> What the task requires
Quote the data below in full, please, without altering anything.

> Input for this task
---

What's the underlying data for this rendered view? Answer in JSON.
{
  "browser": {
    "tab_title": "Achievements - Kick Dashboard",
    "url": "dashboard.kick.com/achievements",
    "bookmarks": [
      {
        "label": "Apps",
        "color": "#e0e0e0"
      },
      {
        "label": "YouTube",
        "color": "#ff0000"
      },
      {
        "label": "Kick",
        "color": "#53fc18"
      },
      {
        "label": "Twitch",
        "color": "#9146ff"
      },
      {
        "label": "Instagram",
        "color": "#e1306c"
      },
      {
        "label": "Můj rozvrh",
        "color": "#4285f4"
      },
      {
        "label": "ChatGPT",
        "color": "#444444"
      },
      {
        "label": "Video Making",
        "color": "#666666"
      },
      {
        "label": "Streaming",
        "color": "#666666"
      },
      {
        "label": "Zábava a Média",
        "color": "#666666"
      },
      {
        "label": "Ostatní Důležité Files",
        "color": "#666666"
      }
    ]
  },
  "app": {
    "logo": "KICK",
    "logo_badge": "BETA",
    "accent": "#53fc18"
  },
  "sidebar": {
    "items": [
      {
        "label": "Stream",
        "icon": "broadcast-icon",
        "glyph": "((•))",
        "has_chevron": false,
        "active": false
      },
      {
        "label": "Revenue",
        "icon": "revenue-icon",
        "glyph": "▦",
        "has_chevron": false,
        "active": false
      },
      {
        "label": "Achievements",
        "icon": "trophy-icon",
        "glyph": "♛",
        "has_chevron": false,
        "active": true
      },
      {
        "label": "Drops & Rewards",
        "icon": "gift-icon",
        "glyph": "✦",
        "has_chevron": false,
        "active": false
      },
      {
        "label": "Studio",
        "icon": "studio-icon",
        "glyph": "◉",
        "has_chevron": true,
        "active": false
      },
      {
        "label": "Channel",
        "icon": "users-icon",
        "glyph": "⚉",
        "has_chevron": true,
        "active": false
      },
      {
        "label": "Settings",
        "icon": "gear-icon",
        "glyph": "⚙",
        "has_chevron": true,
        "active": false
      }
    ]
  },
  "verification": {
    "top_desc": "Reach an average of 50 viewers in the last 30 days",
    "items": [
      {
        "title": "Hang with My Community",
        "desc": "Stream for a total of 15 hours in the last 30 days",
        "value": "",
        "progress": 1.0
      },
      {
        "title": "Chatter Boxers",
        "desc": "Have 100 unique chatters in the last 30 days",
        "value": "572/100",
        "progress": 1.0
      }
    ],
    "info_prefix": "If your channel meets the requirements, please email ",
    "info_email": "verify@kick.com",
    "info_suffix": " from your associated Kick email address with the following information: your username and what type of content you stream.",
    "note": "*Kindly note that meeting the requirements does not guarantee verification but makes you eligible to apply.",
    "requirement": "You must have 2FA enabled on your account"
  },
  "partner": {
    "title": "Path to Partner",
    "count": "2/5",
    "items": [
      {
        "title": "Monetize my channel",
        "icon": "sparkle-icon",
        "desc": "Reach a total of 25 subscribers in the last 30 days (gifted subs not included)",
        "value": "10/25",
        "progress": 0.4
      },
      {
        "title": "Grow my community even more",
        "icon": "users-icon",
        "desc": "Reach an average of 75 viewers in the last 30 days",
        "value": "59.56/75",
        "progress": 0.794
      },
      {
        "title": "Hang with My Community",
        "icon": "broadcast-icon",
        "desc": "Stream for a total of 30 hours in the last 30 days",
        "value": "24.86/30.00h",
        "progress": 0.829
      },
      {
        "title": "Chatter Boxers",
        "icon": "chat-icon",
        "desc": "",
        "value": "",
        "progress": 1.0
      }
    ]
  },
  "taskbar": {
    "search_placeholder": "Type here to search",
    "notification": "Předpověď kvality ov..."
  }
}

---

> Response below
What's the underlying data for this rendered view? Answer in JSON.
{
  "browser": {
    "tab_title": "Achievements - Kick Dashboard",
    "url": "dashboard.kick.com/achievements",
    "bookmarks": [
      {
        "label": "Apps",
        "color": "#e0e0e0"
      },
      {
        "label": "YouTube",
        "color": "#ff0000"
      },
      {
        "label": "Kick",
        "color": "#53fc18"
      },
      {
        "label": "Twitch",
        "color": "#9146ff"
      },
      {
        "label": "Instagram",
        "color": "#e1306c"
      },
      {
        "label": "Můj rozvrh",
        "color": "#4285f4"
      },
      {
        "label": "ChatGPT",
        "color": "#444444"
      },
      {
        "label": "Video Making",
        "color": "#666666"
      },
      {
        "label": "Streaming",
        "color": "#666666"
      },
      {
        "label": "Zábava a Média",
        "color": "#666666"
      },
      {
        "label": "Ostatní Důležité Files",
        "color": "#666666"
      }
    ]
  },
  "app": {
    "logo": "KICK",
    "logo_badge": "BETA",
    "accent": "#53fc18"
  },
  "sidebar": {
    "items": [
      {
        "label": "Stream",
        "icon": "broadcast-icon",
        "glyph": "((•))",
        "has_chevron": false,
        "active": false
      },
      {
        "label": "Revenue",
        "icon": "revenue-icon",
        "glyph": "▦",
        "has_chevron": false,
        "active": false
      },
      {
        "label": "Achievements",
        "icon": "trophy-icon",
        "glyph": "♛",
        "has_chevron": false,
        "active": true
      },
      {
        "label": "Drops & Rewards",
        "icon": "gift-icon",
        "glyph": "✦",
        "has_chevron": false,
        "active": false
      },
      {
        "label": "Studio",
        "icon": "studio-icon",
        "glyph": "◉",
        "has_chevron": true,
        "active": false
      },
      {
        "label": "Channel",
        "icon": "users-icon",
        "glyph": "⚉",
        "has_chevron": true,
        "active": false
      },
      {
        "label": "Settings",
        "icon": "gear-icon",
        "glyph": "⚙",
        "has_chevron": true,
        "active": false
      }
    ]
  },
  "verification": {
    "top_desc": "Reach an average of 50 viewers in the last 30 days",
    "items": [
      {
        "title": "Hang with My Community",
        "desc": "Stream for a total of 15 hours in the last 30 days",
        "value": "",
        "progress": 1.0
      },
      {
        "title": "Chatter Boxers",
        "desc": "Have 100 unique chatters in the last 30 days",
        "value": "572/100",
        "progress": 1.0
      }
    ],
    "info_prefix": "If your channel meets the requirements, please email ",
    "info_email": "verify@kick.com",
    "info_suffix": " from your associated Kick email address with the following information: your username and what type of content you stream.",
    "note": "*Kindly note that meeting the requirements does not guarantee verification but makes you eligible to apply.",
    "requirement": "You must have 2FA enabled on your account"
  },
  "partner": {
    "title": "Path to Partner",
    "count": "2/5",
    "items": [
      {
        "title": "Monetize my channel",
        "icon": "sparkle-icon",
        "desc": "Reach a total of 25 subscribers in the last 30 days (gifted subs not included)",
        "value": "10/25",
        "progress": 0.4
      },
      {
        "title": "Grow my community even more",
        "icon": "users-icon",
        "desc": "Reach an average of 75 viewers in the last 30 days",
        "value": "59.56/75",
        "progress": 0.794
      },
      {
        "title": "Hang with My Community",
        "icon": "broadcast-icon",
        "desc": "Stream for a total of 30 hours in the last 30 days",
        "value": "24.86/30.00h",
        "progress": 0.829
      },
      {
        "title": "Chatter Boxers",
        "icon": "chat-icon",
        "desc": "",
        "value": "",
        "progress": 1.0
      }
    ]
  },
  "taskbar": {
    "search_placeholder": "Type here to search",
    "notification": "Předpověď kvality ov..."
  }
}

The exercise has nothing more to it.